### SUPPLIED MATERIAL
* * * *
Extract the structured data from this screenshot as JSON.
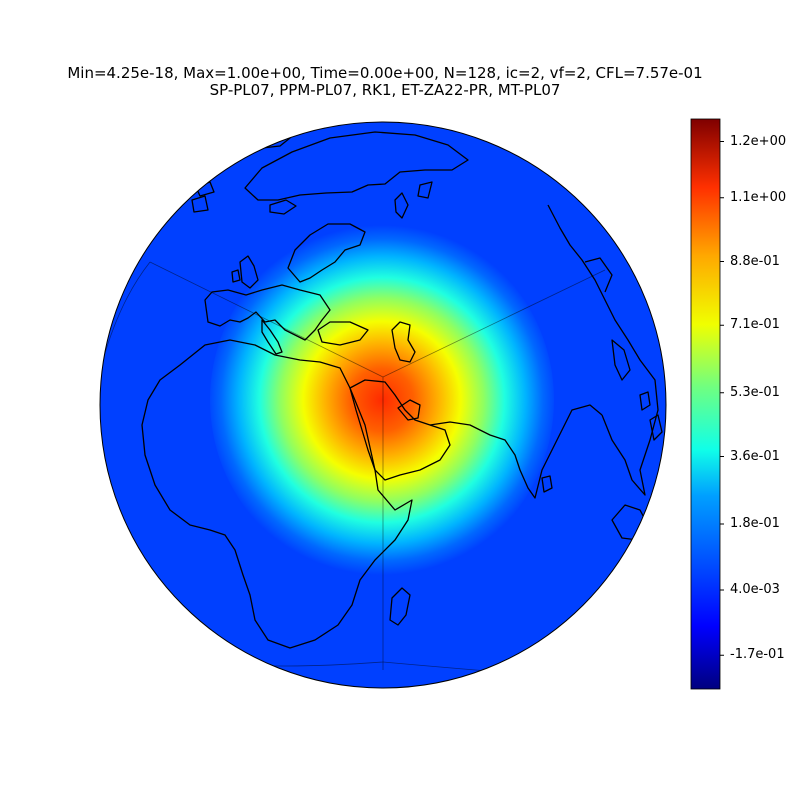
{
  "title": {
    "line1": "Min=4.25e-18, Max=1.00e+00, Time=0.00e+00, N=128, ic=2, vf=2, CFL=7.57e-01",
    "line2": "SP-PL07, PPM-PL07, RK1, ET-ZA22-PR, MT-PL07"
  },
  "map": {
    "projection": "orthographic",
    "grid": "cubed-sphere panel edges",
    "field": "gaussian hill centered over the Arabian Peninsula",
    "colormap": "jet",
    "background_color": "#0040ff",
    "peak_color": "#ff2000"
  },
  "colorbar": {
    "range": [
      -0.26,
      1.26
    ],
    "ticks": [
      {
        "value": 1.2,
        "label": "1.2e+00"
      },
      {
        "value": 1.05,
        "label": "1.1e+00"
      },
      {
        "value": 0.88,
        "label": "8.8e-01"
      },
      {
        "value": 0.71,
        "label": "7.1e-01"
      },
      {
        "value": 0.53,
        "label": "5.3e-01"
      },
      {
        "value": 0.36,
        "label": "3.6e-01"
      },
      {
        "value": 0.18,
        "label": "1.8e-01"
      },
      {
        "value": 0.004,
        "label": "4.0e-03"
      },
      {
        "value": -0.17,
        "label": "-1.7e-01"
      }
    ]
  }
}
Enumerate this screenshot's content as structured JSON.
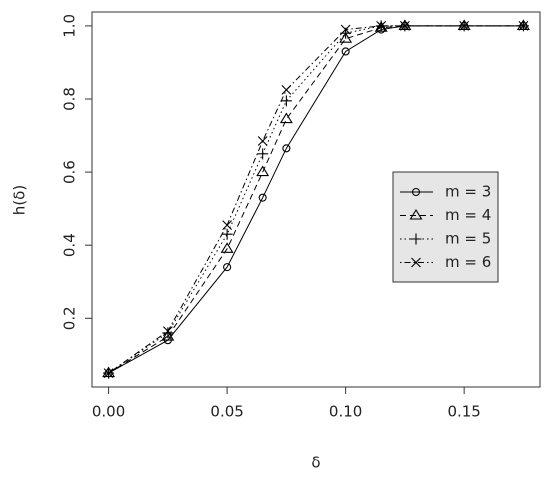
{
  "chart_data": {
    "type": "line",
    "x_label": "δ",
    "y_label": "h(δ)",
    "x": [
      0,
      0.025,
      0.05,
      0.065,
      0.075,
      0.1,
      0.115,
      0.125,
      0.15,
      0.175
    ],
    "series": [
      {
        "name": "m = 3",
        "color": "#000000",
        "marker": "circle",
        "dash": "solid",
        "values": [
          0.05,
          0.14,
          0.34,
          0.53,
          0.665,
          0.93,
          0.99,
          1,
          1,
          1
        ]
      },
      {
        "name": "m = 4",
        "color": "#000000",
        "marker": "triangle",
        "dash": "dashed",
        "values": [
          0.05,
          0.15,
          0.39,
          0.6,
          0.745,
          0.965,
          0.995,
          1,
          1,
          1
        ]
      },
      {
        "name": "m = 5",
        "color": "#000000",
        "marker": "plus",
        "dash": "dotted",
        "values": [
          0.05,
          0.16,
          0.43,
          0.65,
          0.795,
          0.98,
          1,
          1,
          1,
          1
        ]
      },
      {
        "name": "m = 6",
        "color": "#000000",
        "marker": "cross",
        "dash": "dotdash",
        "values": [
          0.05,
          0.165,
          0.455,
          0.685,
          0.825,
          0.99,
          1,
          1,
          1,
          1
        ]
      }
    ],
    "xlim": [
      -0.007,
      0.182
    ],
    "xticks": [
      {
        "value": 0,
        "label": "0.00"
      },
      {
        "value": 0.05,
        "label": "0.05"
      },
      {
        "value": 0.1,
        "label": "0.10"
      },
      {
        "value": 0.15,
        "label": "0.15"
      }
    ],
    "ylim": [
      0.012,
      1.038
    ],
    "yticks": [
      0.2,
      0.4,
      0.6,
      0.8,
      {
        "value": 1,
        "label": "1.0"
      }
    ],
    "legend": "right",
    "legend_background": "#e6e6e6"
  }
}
* * * *
### TASK TO CARRY OUT
Return only the number of lines in the data that contain "this".

### COMPLETE ANSWER
2